▶ [Rows from a figure dataset]
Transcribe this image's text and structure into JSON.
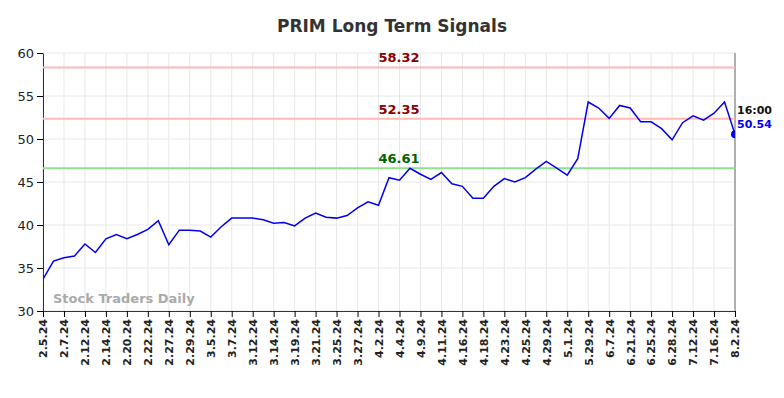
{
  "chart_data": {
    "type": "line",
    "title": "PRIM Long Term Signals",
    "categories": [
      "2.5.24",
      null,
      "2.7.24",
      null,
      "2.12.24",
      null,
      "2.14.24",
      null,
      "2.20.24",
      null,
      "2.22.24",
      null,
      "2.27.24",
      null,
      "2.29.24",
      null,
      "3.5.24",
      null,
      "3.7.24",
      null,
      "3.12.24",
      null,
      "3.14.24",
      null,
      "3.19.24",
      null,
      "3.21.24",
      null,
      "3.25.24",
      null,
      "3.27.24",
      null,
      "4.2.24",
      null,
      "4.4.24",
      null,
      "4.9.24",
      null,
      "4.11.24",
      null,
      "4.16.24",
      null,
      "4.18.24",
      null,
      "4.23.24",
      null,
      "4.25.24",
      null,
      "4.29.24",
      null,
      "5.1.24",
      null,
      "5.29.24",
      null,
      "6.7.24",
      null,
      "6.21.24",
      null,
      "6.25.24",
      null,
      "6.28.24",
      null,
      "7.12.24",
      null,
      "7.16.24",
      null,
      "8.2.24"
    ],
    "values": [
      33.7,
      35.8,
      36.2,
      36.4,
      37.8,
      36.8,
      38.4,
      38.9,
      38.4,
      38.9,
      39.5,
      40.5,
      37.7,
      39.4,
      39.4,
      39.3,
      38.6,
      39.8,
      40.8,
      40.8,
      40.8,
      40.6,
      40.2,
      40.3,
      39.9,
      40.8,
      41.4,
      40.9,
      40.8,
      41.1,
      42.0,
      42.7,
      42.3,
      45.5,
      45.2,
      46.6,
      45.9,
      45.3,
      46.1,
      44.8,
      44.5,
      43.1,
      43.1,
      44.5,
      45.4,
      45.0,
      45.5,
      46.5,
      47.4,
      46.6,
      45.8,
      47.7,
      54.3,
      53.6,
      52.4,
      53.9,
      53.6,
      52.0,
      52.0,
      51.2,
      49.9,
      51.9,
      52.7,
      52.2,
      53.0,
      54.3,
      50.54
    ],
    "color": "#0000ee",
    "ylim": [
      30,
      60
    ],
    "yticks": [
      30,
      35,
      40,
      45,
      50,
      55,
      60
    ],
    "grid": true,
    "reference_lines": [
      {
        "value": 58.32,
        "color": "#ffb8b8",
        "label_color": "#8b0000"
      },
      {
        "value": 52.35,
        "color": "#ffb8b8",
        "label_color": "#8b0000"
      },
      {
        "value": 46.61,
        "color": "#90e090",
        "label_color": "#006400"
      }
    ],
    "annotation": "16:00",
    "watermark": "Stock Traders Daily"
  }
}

...

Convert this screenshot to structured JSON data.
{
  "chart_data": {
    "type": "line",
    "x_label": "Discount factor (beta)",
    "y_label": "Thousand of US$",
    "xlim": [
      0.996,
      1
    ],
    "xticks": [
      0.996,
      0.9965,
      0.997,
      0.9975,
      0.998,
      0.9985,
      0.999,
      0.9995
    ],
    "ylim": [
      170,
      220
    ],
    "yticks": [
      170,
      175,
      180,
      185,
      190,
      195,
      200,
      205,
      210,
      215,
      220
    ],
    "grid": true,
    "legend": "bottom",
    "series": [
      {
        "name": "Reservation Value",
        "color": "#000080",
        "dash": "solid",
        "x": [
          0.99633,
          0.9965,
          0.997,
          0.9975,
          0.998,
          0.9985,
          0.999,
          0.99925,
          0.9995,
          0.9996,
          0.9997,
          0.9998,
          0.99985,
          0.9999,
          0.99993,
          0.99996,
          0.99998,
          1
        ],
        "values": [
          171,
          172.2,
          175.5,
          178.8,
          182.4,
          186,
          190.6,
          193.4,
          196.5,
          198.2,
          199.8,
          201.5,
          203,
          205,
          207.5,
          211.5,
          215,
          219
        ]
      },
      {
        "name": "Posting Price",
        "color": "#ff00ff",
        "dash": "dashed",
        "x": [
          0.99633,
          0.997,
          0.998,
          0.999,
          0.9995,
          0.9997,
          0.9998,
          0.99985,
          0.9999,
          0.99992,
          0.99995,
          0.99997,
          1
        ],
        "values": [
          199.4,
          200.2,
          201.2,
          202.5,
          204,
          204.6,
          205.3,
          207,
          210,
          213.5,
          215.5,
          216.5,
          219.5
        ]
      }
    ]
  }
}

...

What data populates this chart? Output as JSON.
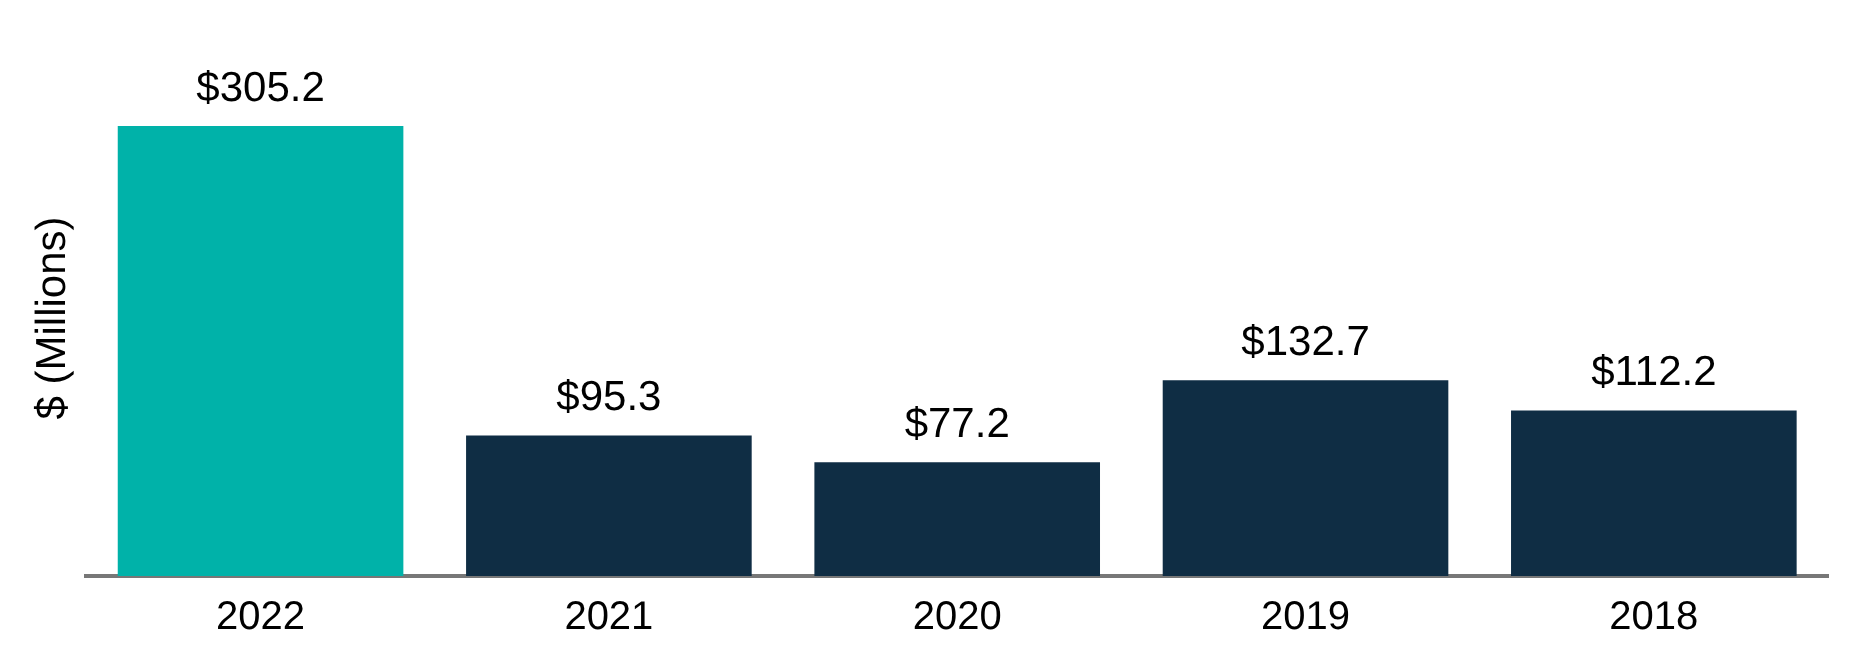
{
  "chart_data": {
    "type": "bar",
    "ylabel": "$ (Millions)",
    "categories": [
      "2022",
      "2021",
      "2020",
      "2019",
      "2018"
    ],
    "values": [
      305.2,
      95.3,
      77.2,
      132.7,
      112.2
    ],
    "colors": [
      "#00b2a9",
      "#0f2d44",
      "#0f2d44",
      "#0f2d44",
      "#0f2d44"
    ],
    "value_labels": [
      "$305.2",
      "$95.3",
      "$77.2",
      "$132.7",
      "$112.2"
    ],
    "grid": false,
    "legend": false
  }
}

▶ [REQUIRED WORK] Supply the count of lines in the entries that contain the word "JSON", and nothing besides.

▶ [PROBLEM SOLUTION] 3